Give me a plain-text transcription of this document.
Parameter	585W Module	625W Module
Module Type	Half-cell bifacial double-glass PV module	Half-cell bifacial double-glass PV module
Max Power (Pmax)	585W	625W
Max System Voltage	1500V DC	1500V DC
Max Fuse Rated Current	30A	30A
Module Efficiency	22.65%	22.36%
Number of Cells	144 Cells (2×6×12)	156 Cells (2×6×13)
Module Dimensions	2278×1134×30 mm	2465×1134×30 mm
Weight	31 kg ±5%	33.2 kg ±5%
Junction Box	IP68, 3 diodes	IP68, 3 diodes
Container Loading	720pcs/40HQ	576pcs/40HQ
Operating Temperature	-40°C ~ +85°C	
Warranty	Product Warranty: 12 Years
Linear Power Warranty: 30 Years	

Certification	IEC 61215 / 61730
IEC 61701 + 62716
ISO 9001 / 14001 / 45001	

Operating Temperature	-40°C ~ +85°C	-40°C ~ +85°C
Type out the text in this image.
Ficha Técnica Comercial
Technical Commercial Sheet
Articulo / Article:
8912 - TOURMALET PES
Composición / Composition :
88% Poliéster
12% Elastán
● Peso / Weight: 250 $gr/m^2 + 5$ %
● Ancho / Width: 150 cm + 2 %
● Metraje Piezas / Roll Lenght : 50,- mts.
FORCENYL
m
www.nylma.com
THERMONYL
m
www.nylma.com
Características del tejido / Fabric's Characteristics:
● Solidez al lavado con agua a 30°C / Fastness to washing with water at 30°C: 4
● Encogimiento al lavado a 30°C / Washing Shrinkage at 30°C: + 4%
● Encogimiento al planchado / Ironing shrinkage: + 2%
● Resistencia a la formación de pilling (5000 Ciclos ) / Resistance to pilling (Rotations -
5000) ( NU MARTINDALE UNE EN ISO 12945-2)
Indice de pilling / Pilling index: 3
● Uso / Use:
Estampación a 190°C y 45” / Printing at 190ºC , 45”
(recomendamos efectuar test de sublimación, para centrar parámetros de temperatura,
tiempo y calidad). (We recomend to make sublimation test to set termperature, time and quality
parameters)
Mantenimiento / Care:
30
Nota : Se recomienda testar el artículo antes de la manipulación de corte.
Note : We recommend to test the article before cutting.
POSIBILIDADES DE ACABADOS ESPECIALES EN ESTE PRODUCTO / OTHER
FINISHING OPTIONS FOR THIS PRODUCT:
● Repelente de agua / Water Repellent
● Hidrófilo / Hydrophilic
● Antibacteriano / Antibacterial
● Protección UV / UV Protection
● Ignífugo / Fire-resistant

------------------------------------------------

*Task statement:* Reproduce the whole listing, exactly.

*Answer area:*
Give me a plain-text transcription of this document.
Parameter	585W Module	625W Module
Module Type	Half-cell bifacial double-glass PV module	Half-cell bifacial double-glass PV module
Max Power (Pmax)	585W	625W
Max System Voltage	1500V DC	1500V DC
Max Fuse Rated Current	30A	30A
Module Efficiency	22.65%	22.36%
Number of Cells	144 Cells (2×6×12)	156 Cells (2×6×13)
Module Dimensions	2278×1134×30 mm	2465×1134×30 mm
Weight	31 kg ±5%	33.2 kg ±5%
Junction Box	IP68, 3 diodes	IP68, 3 diodes
Container Loading	720pcs/40HQ	576pcs/40HQ
Operating Temperature	-40°C ~ +85°C	
Warranty	Product Warranty: 12 Years
Linear Power Warranty: 30 Years	

Certification	IEC 61215 / 61730
IEC 61701 + 62716
ISO 9001 / 14001 / 45001	

Operating Temperature	-40°C ~ +85°C	-40°C ~ +85°C
Type out the text in this image.
Ficha Técnica Comercial
Technical Commercial Sheet
Articulo / Article:
8912 - TOURMALET PES
Composición / Composition :
88% Poliéster
12% Elastán
● Peso / Weight: 250 $gr/m^2 + 5$ %
● Ancho / Width: 150 cm + 2 %
● Metraje Piezas / Roll Lenght : 50,- mts.
FORCENYL
m
www.nylma.com
THERMONYL
m
www.nylma.com
Características del tejido / Fabric's Characteristics:
● Solidez al lavado con agua a 30°C / Fastness to washing with water at 30°C: 4
● Encogimiento al lavado a 30°C / Washing Shrinkage at 30°C: + 4%
● Encogimiento al planchado / Ironing shrinkage: + 2%
● Resistencia a la formación de pilling (5000 Ciclos ) / Resistance to pilling (Rotations -
5000) ( NU MARTINDALE UNE EN ISO 12945-2)
Indice de pilling / Pilling index: 3
● Uso / Use:
Estampación a 190°C y 45” / Printing at 190ºC , 45”
(recomendamos efectuar test de sublimación, para centrar parámetros de temperatura,
tiempo y calidad). (We recomend to make sublimation test to set termperature, time and quality
parameters)
Mantenimiento / Care:
30
Nota : Se recomienda testar el artículo antes de la manipulación de corte.
Note : We recommend to test the article before cutting.
POSIBILIDADES DE ACABADOS ESPECIALES EN ESTE PRODUCTO / OTHER
FINISHING OPTIONS FOR THIS PRODUCT:
● Repelente de agua / Water Repellent
● Hidrófilo / Hydrophilic
● Antibacteriano / Antibacterial
● Protección UV / UV Protection
● Ignífugo / Fire-resistant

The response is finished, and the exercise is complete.